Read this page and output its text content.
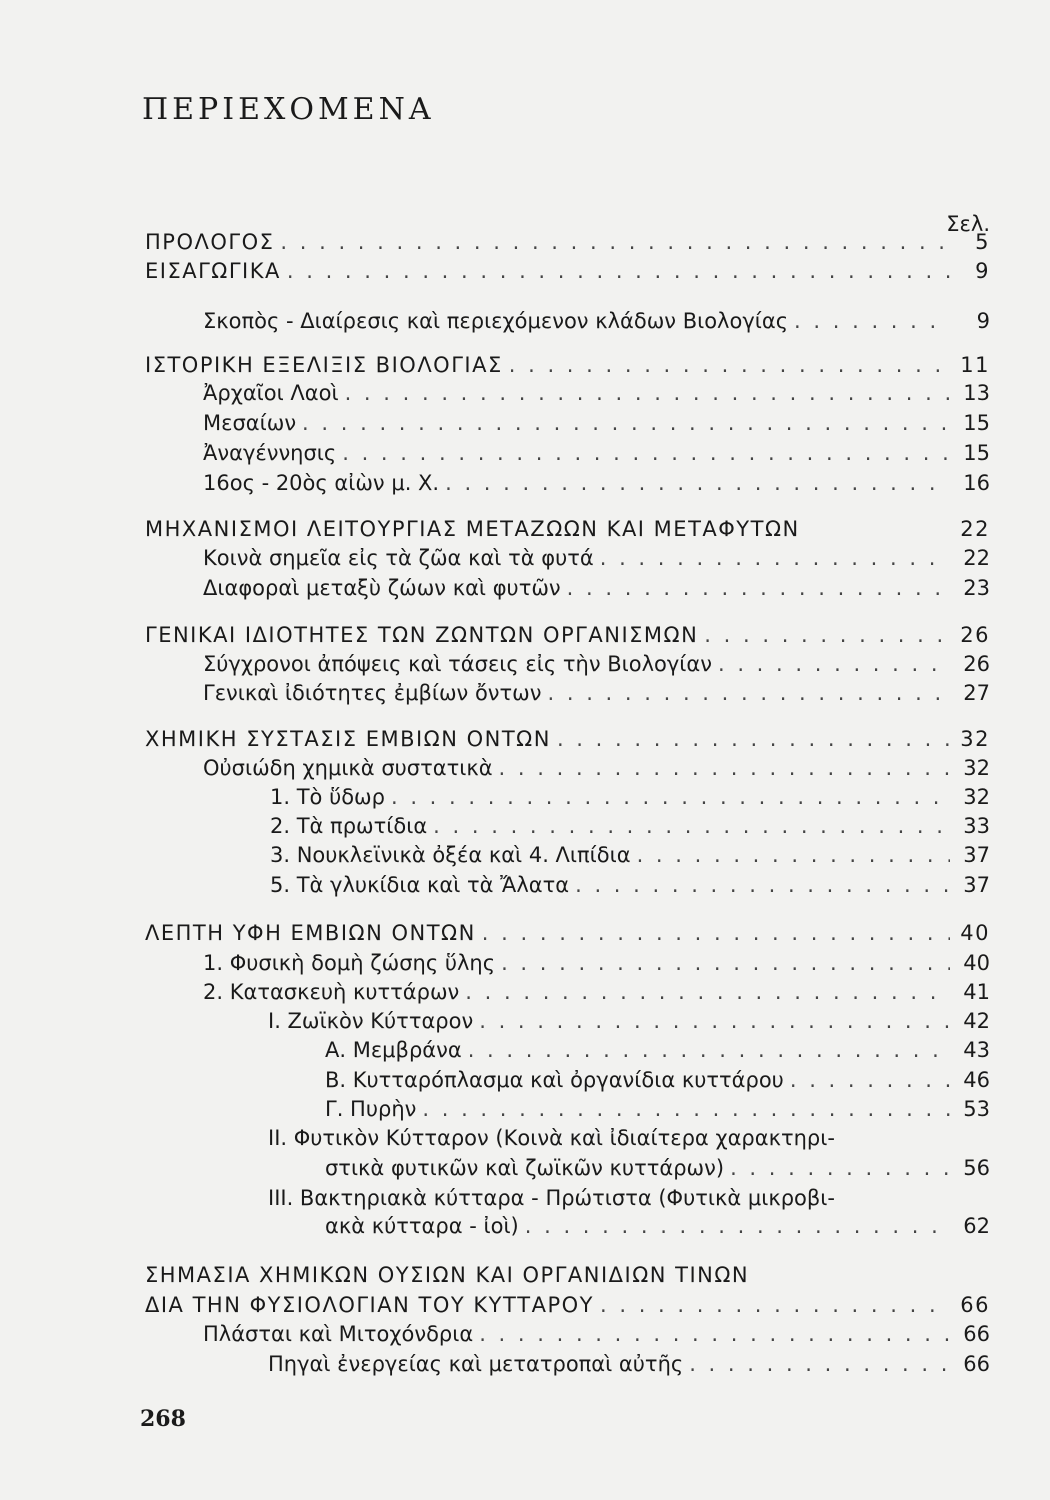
ΠΕΡΙΕΧΟΜΕΝΑ
Σελ.
ΠΡΟΛΟΓΟΣ . . .	5
ΕΙΣΑΓΩΓΙΚΑ . . .	9
Σκοπὸς - Διαίρεσις καὶ περιεχόμενον κλάδων Βιολογίας . . .	9
ΙΣΤΟΡΙΚΗ ΕΞΕΛΙΞΙΣ ΒΙΟΛΟΓΙΑΣ . . .	11
Ἀρχαῖοι Λαοὶ . . .	13
Μεσαίων . . .	15
Ἀναγέννησις . . .	15
16ος - 20ὸς αἰὼν μ. Χ. . . .	16
ΜΗΧΑΝΙΣΜΟΙ ΛΕΙΤΟΥΡΓΙΑΣ ΜΕΤΑΖΩΩΝ ΚΑΙ ΜΕΤΑΦΥΤΩΝ	22
Κοινὰ σημεῖα εἰς τὰ ζῶα καὶ τὰ φυτά . . .	22
Διαφοραὶ μεταξὺ ζώων καὶ φυτῶν . . .	23
ΓΕΝΙΚΑΙ ΙΔΙΟΤΗΤΕΣ ΤΩΝ ΖΩΝΤΩΝ ΟΡΓΑΝΙΣΜΩΝ . . .	26
Σύγχρονοι ἀπόψεις καὶ τάσεις εἰς τὴν Βιολογίαν . . .	26
Γενικαὶ ἰδιότητες ἐμβίων ὄντων . . .	27
ΧΗΜΙΚΗ ΣΥΣΤΑΣΙΣ ΕΜΒΙΩΝ ΟΝΤΩΝ . . .	32
Οὐσιώδη χημικὰ συστατικὰ . . .	32
1. Τὸ ὕδωρ . . .	32
2. Τὰ πρωτίδια . . .	33
3. Νουκλεϊνικὰ ὀξέα καὶ 4. Λιπίδια . . .	37
5. Τὰ γλυκίδια καὶ τὰ Ἄλατα . . .	37
ΛΕΠΤΗ ΥΦΗ ΕΜΒΙΩΝ ΟΝΤΩΝ . . .	40
1. Φυσικὴ δομὴ ζώσης ὕλης . . .	40
2. Κατασκευὴ κυττάρων . . .	41
I. Ζωϊκὸν Κύτταρον . . .	42
Α. Μεμβράνα . . .	43
Β. Κυτταρόπλασμα καὶ ὀργανίδια κυττάρου . . .	46
Γ. Πυρὴν . . .	53
II. Φυτικὸν Κύτταρον (Κοινὰ καὶ ἰδιαίτερα χαρακτηρι-
στικὰ φυτικῶν καὶ ζωϊκῶν κυττάρων) . . .	56
III. Βακτηριακὰ κύτταρα - Πρώτιστα (Φυτικὰ μικροβι-
ακὰ κύτταρα - ἰοὶ) . . .	62
ΣΗΜΑΣΙΑ ΧΗΜΙΚΩΝ ΟΥΣΙΩΝ ΚΑΙ ΟΡΓΑΝΙΔΙΩΝ ΤΙΝΩΝ
ΔΙΑ ΤΗΝ ΦΥΣΙΟΛΟΓΙΑΝ ΤΟΥ ΚΥΤΤΑΡΟΥ . . .	66
Πλάσται καὶ Μιτοχόνδρια . . .	66
Πηγαὶ ἐνεργείας καὶ μετατροπαὶ αὐτῆς . . .	66
268
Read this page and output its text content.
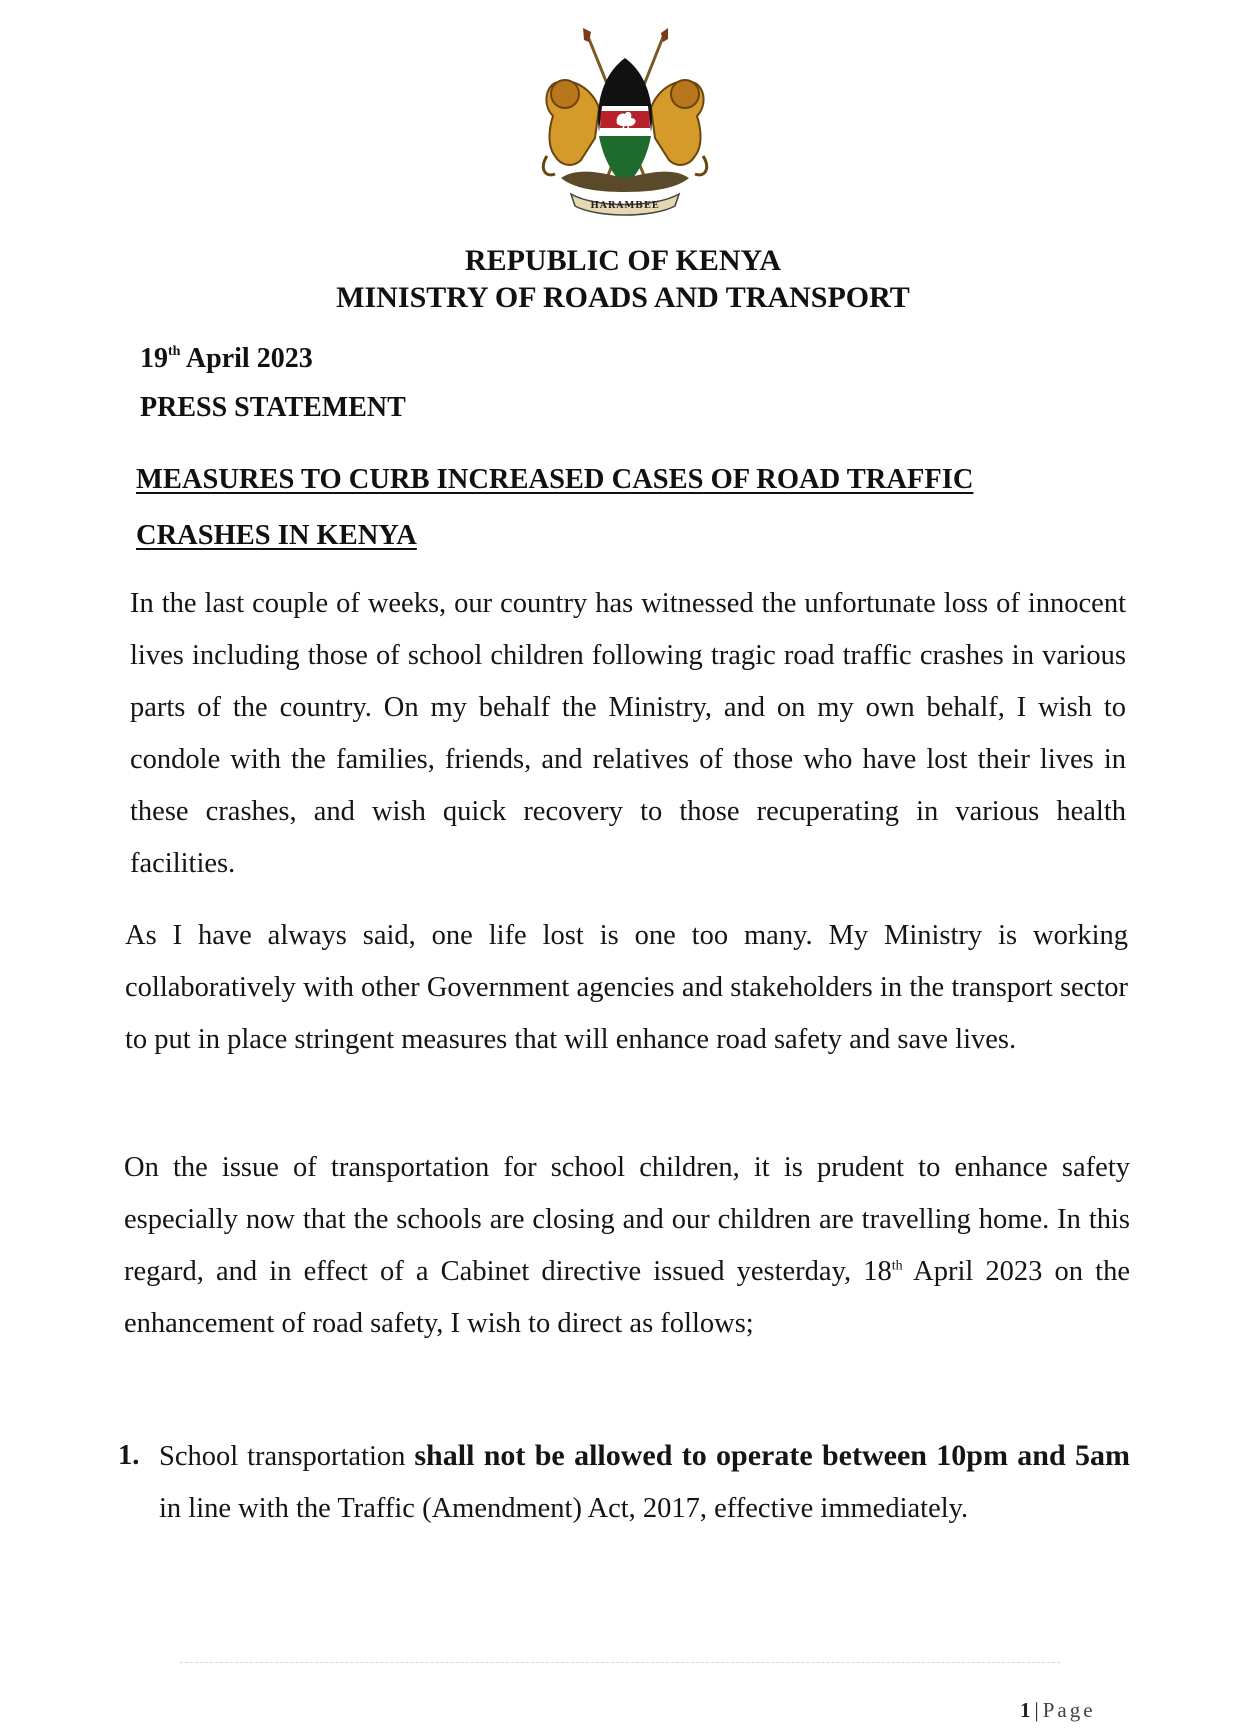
HARAMBEE
REPUBLIC OF KENYA
MINISTRY OF ROADS AND TRANSPORT
19th April 2023
PRESS STATEMENT
MEASURES TO CURB INCREASED CASES OF ROAD TRAFFIC
CRASHES IN KENYA

In the last couple of weeks, our country has witnessed the unfortunate loss of innocent lives including those of school children following tragic road traffic crashes in various parts of the country. On my behalf the Ministry, and on my own behalf, I wish to condole with the families, friends, and relatives of those who have lost their lives in these crashes, and wish quick recovery to those recuperating in various health facilities.

As I have always said, one life lost is one too many. My Ministry is working collaboratively with other Government agencies and stakeholders in the transport sector to put in place stringent measures that will enhance road safety and save lives.

On the issue of transportation for school children, it is prudent to enhance safety especially now that the schools are closing and our children are travelling home. In this regard, and in effect of a Cabinet directive issued yesterday, 18th April 2023 on the enhancement of road safety, I wish to direct as follows;

1. School transportation shall not be allowed to operate between 10pm and 5am in line with the Traffic (Amendment) Act, 2017, effective immediately.

1 | Page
_ _ _ _ _
### What you are asked to do
Gather from the data above every line with the string "have".

### The result
In the last couple of weeks, our country has witnessed the unfortunate loss of innocent lives including those of school children following tragic road traffic crashes in various parts of the country. On my behalf the Ministry, and on my own behalf, I wish to condole with the families, friends, and relatives of those who have lost their lives in these crashes, and wish quick recovery to those recuperating in various health facilities.
As I have always said, one life lost is one too many. My Ministry is working collaboratively with other Government agencies and stakeholders in the transport sector to put in place stringent measures that will enhance road safety and save lives.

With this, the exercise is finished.